Task to carry out: Count the lines below that contain the word "screenshot", and reply with only that number.

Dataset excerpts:
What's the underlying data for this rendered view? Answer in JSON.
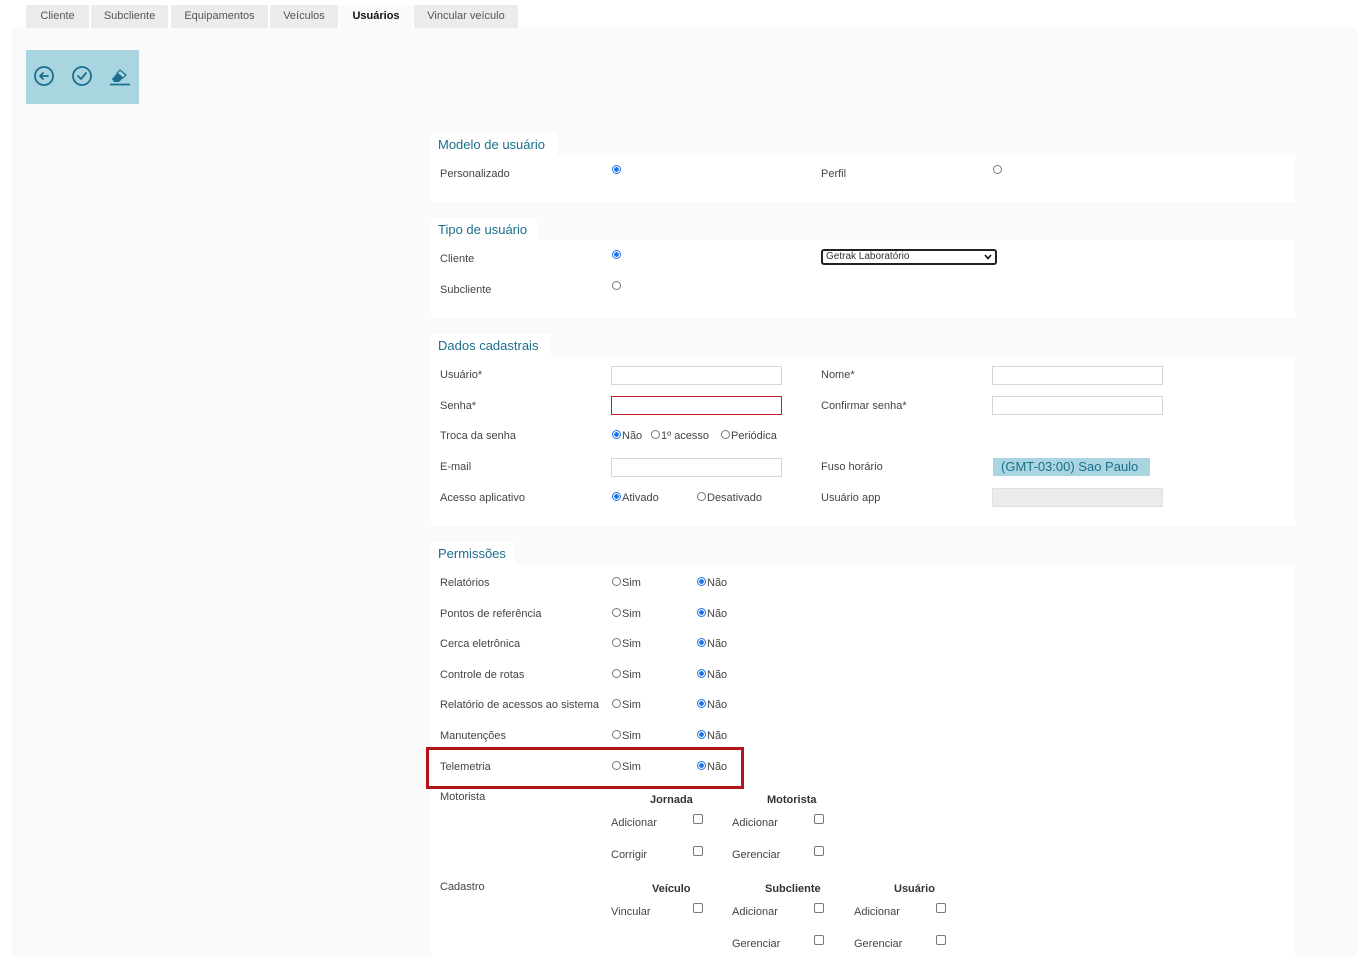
{
  "tabs": [
    "Cliente",
    "Subcliente",
    "Equipamentos",
    "Veículos",
    "Usuários",
    "Vincular veículo"
  ],
  "active_tab": "Usuários",
  "toolbar": {
    "icons": [
      "back-circle-icon",
      "check-circle-icon",
      "eraser-icon"
    ]
  },
  "colors": {
    "accent": "#1b6f8c",
    "toolbar_bg": "#a9d5e0",
    "radio_selected": "#1a73e8",
    "error_border": "#c21f1f",
    "highlight": "#b3141a"
  },
  "modelo": {
    "title": "Modelo de usuário",
    "personalizado": "Personalizado",
    "perfil": "Perfil",
    "selected": "Personalizado"
  },
  "tipo": {
    "title": "Tipo de usuário",
    "cliente": "Cliente",
    "subcliente": "Subcliente",
    "selected": "Cliente",
    "cliente_select": "Getrak Laboratório"
  },
  "dados": {
    "title": "Dados cadastrais",
    "usuario": "Usuário*",
    "nome": "Nome*",
    "senha": "Senha*",
    "confirmar": "Confirmar senha*",
    "troca": "Troca da senha",
    "troca_opts": [
      "Não",
      "1º acesso",
      "Periódica"
    ],
    "troca_selected": "Não",
    "email": "E-mail",
    "fuso": "Fuso horário",
    "fuso_value": "(GMT-03:00) Sao Paulo",
    "acesso": "Acesso aplicativo",
    "acesso_opts": [
      "Ativado",
      "Desativado"
    ],
    "acesso_selected": "Ativado",
    "usuario_app": "Usuário app"
  },
  "perm": {
    "title": "Permissões",
    "sim": "Sim",
    "nao": "Não",
    "rows": [
      "Relatórios",
      "Pontos de referência",
      "Cerca eletrônica",
      "Controle de rotas",
      "Relatório de acessos ao sistema",
      "Manutenções",
      "Telemetria"
    ],
    "selected_all": "Não",
    "motorista": "Motorista",
    "jornada": "Jornada",
    "motorista_col": "Motorista",
    "adicionar": "Adicionar",
    "corrigir": "Corrigir",
    "gerenciar": "Gerenciar",
    "cadastro": "Cadastro",
    "veiculo": "Veículo",
    "subcliente": "Subcliente",
    "usuario": "Usuário",
    "vincular": "Vincular"
  }
}
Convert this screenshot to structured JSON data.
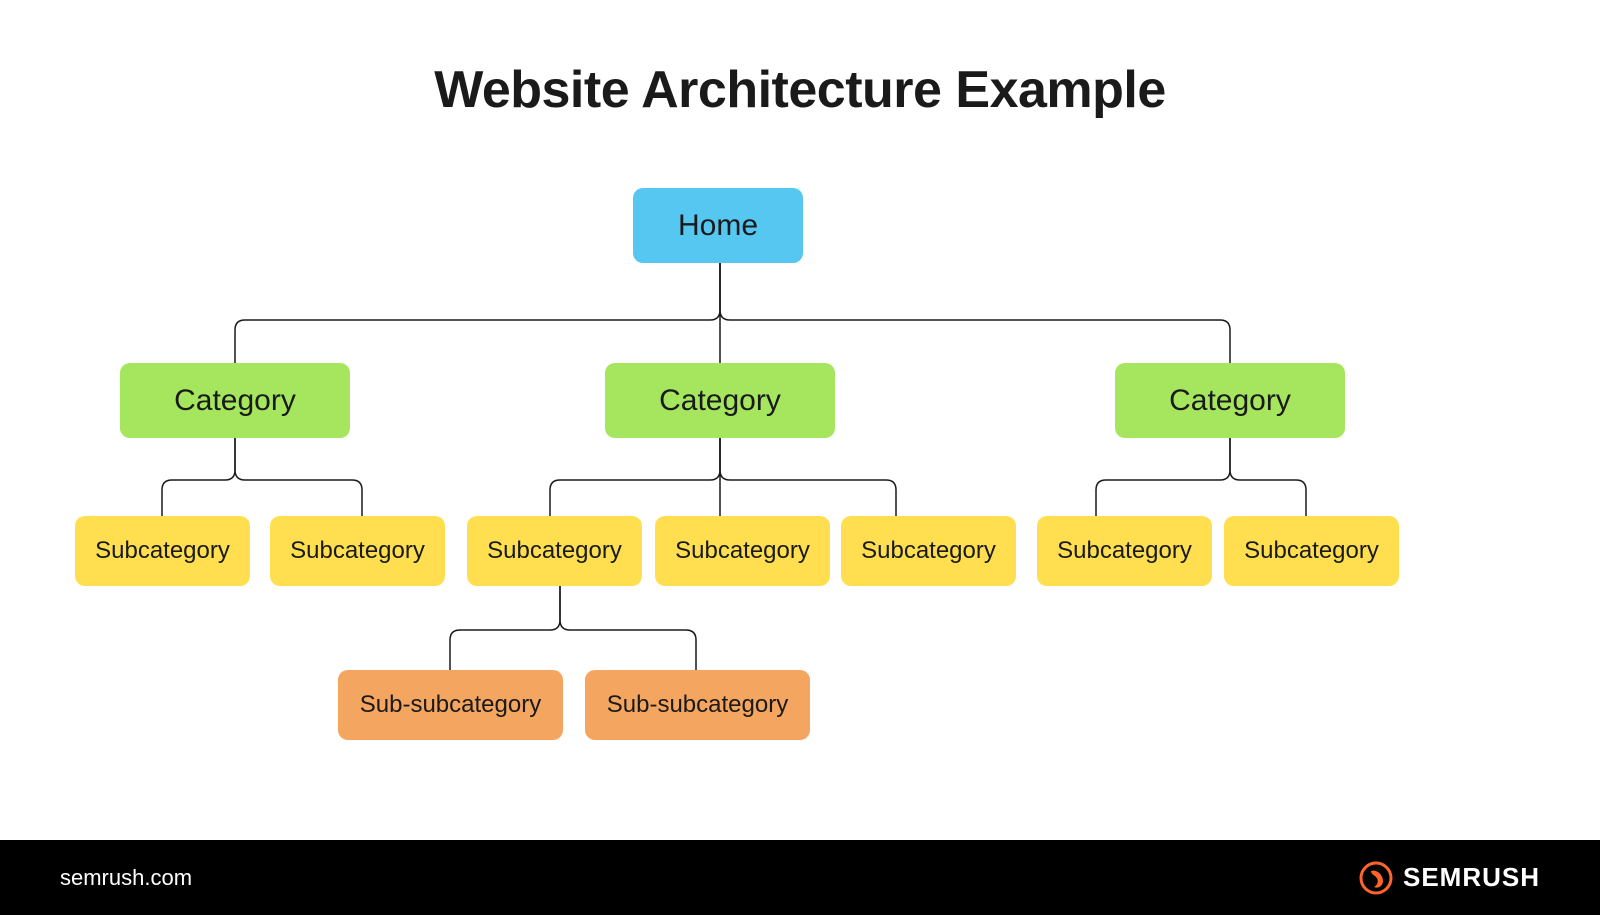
{
  "title": "Website Architecture Example",
  "footer": {
    "domain": "semrush.com",
    "brand": "SEMRUSH"
  },
  "colors": {
    "home": "#55c7f0",
    "category": "#a6e65f",
    "subcategory": "#ffdf50",
    "subSubcategory": "#f4a55f",
    "accent": "#ff642d",
    "line": "#1a1a1a",
    "footerBg": "#000000"
  },
  "diagram": {
    "root": {
      "label": "Home"
    },
    "categories": [
      {
        "label": "Category",
        "children": [
          {
            "label": "Subcategory"
          },
          {
            "label": "Subcategory"
          }
        ]
      },
      {
        "label": "Category",
        "children": [
          {
            "label": "Subcategory",
            "children": [
              {
                "label": "Sub-subcategory"
              },
              {
                "label": "Sub-subcategory"
              }
            ]
          },
          {
            "label": "Subcategory"
          },
          {
            "label": "Subcategory"
          }
        ]
      },
      {
        "label": "Category",
        "children": [
          {
            "label": "Subcategory"
          },
          {
            "label": "Subcategory"
          }
        ]
      }
    ]
  }
}
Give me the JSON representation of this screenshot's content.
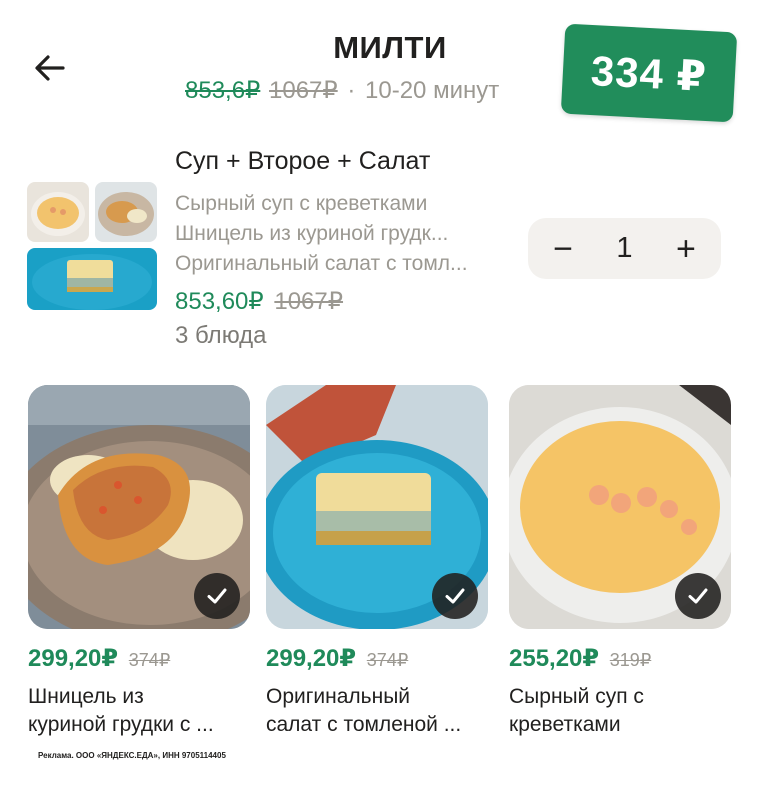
{
  "header": {
    "back_icon": "arrow-left-icon",
    "title": "МИЛТИ",
    "price_new": "853,6₽",
    "price_old": "1067₽",
    "separator": "·",
    "delivery_time": "10-20 минут",
    "sticker_price": "334 ₽"
  },
  "combo": {
    "title": "Суп + Второе + Салат",
    "items": [
      "Сырный суп с креветками",
      "Шницель из куриной грудк...",
      "Оригинальный салат с томл..."
    ],
    "price_new": "853,60₽",
    "price_old": "1067₽",
    "count": "3 блюда",
    "stepper": {
      "minus": "−",
      "quantity": "1",
      "plus": "+"
    }
  },
  "dishes": [
    {
      "price_new": "299,20₽",
      "price_old": "374₽",
      "name_lines": [
        "Шницель из",
        "куриной грудки с ..."
      ],
      "check_icon": "check-icon"
    },
    {
      "price_new": "299,20₽",
      "price_old": "374₽",
      "name_lines": [
        "Оригинальный",
        "салат с томленой ..."
      ],
      "check_icon": "check-icon"
    },
    {
      "price_new": "255,20₽",
      "price_old": "319₽",
      "name_lines": [
        "Сырный суп с",
        "креветками"
      ],
      "check_icon": "check-icon"
    }
  ],
  "ad_text": "Реклама. ООО «ЯНДЕКС.ЕДА», ИНН 9705114405",
  "colors": {
    "accent_green": "#218d5b",
    "price_green": "#1f8a5a",
    "muted": "#9b9891",
    "stepper_bg": "#f3f1ee"
  }
}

Task answer: 2